Stored records:
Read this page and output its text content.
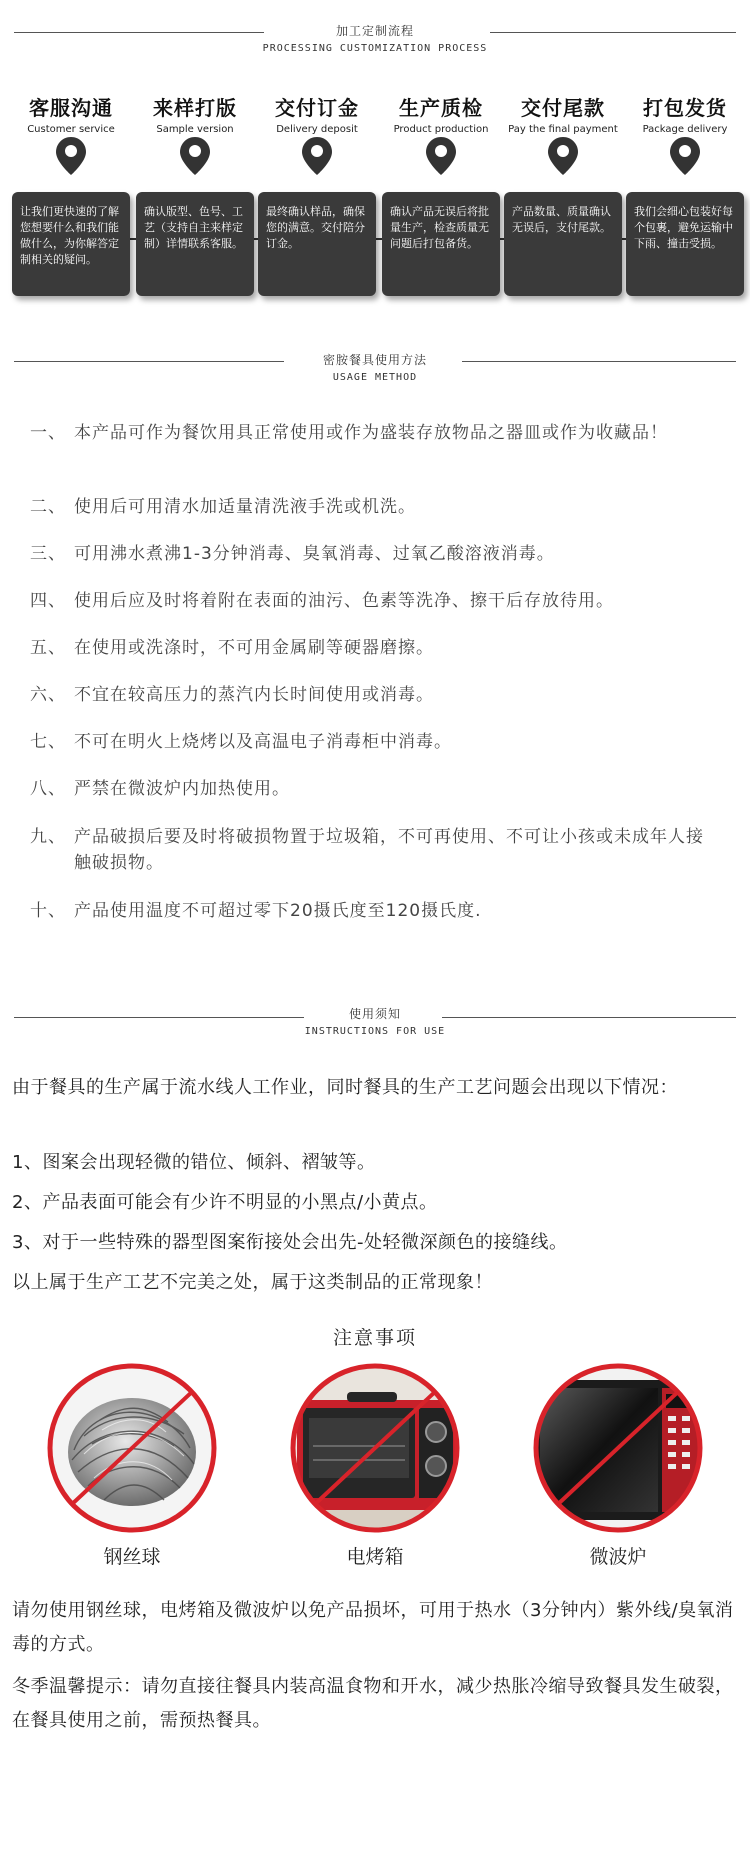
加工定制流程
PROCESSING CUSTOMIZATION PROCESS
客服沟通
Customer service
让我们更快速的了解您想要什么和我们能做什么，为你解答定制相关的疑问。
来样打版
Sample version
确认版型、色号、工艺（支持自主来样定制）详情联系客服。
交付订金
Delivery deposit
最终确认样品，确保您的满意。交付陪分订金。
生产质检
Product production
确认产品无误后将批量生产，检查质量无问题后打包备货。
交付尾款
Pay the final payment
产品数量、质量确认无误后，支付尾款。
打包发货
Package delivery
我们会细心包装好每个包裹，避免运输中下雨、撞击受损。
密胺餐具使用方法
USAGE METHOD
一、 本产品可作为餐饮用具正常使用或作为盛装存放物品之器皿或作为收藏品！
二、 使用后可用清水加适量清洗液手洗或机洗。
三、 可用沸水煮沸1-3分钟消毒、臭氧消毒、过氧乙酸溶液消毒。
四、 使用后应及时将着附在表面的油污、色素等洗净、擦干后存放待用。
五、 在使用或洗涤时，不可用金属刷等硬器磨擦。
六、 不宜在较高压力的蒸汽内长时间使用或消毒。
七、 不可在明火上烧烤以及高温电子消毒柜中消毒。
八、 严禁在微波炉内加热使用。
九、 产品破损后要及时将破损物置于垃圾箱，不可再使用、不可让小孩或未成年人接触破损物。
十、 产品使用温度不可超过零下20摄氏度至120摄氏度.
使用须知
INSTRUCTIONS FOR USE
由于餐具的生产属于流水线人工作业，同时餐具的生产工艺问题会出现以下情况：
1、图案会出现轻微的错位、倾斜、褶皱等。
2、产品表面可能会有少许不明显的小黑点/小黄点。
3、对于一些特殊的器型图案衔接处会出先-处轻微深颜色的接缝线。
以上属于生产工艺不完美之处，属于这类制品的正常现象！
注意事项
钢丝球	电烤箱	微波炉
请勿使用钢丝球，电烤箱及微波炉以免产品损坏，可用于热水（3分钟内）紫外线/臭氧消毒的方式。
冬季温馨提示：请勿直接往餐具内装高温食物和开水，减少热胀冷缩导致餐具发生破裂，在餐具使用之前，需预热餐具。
...
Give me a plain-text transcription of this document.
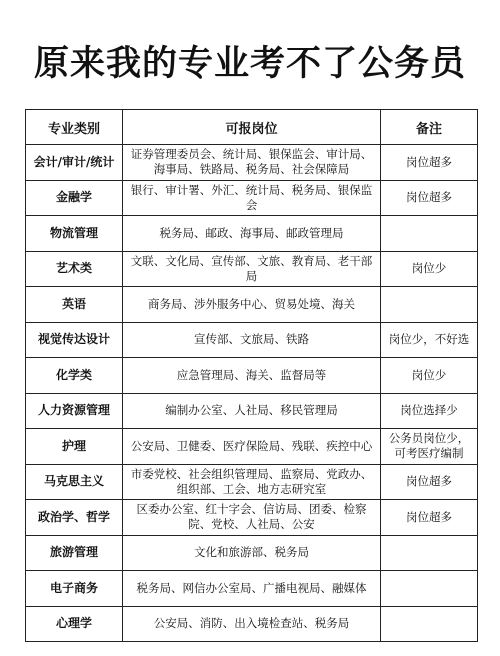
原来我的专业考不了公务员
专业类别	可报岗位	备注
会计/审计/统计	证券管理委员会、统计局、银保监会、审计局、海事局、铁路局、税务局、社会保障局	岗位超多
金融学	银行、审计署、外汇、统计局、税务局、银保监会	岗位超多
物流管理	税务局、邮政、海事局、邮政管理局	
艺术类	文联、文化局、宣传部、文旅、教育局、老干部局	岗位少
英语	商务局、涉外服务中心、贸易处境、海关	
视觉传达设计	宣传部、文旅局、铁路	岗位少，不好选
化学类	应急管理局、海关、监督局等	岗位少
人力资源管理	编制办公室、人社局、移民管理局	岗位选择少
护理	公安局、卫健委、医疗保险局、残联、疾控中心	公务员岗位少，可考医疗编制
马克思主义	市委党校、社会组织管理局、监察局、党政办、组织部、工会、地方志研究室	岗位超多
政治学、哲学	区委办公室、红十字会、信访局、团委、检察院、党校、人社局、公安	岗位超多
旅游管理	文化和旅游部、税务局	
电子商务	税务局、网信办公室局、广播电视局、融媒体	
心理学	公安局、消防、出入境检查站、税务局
--
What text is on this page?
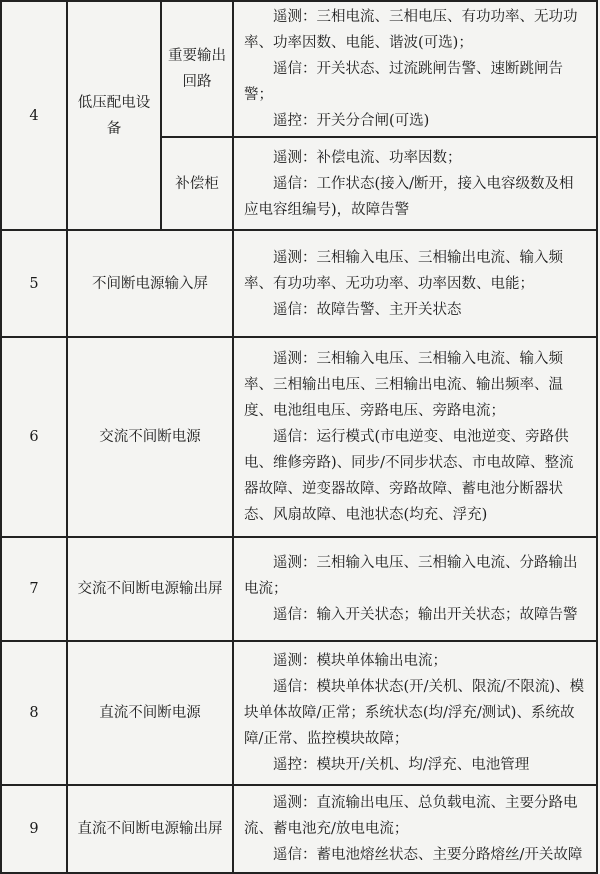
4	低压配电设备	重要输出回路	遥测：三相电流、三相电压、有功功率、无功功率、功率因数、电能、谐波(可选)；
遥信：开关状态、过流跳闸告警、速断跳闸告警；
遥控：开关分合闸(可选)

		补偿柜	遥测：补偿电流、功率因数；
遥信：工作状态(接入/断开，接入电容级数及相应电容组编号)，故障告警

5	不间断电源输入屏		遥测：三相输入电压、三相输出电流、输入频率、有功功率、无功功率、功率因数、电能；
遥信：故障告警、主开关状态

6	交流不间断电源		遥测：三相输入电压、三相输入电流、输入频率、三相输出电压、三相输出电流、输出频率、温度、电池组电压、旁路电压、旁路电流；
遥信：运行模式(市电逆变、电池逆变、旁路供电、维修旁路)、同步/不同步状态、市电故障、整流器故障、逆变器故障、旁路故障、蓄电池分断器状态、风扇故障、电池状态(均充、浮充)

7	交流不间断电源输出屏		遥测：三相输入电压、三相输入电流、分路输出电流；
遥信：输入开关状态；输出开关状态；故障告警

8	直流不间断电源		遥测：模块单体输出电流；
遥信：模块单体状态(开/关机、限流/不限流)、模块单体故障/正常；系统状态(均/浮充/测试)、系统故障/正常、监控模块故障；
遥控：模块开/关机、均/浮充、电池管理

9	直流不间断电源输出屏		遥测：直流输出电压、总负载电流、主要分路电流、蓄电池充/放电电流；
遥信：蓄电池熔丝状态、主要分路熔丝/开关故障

**Aim of the task:**
Search the records for the word "银保监会". Copy every line that has it.

**Response:**
会计/审计/统计	证券管理委员会、统计局、银保监会、审计局、海事局、铁路局、税务局、社会保障局	岗位超多
金融学	银行、审计署、外汇、统计局、税务局、银保监会	岗位超多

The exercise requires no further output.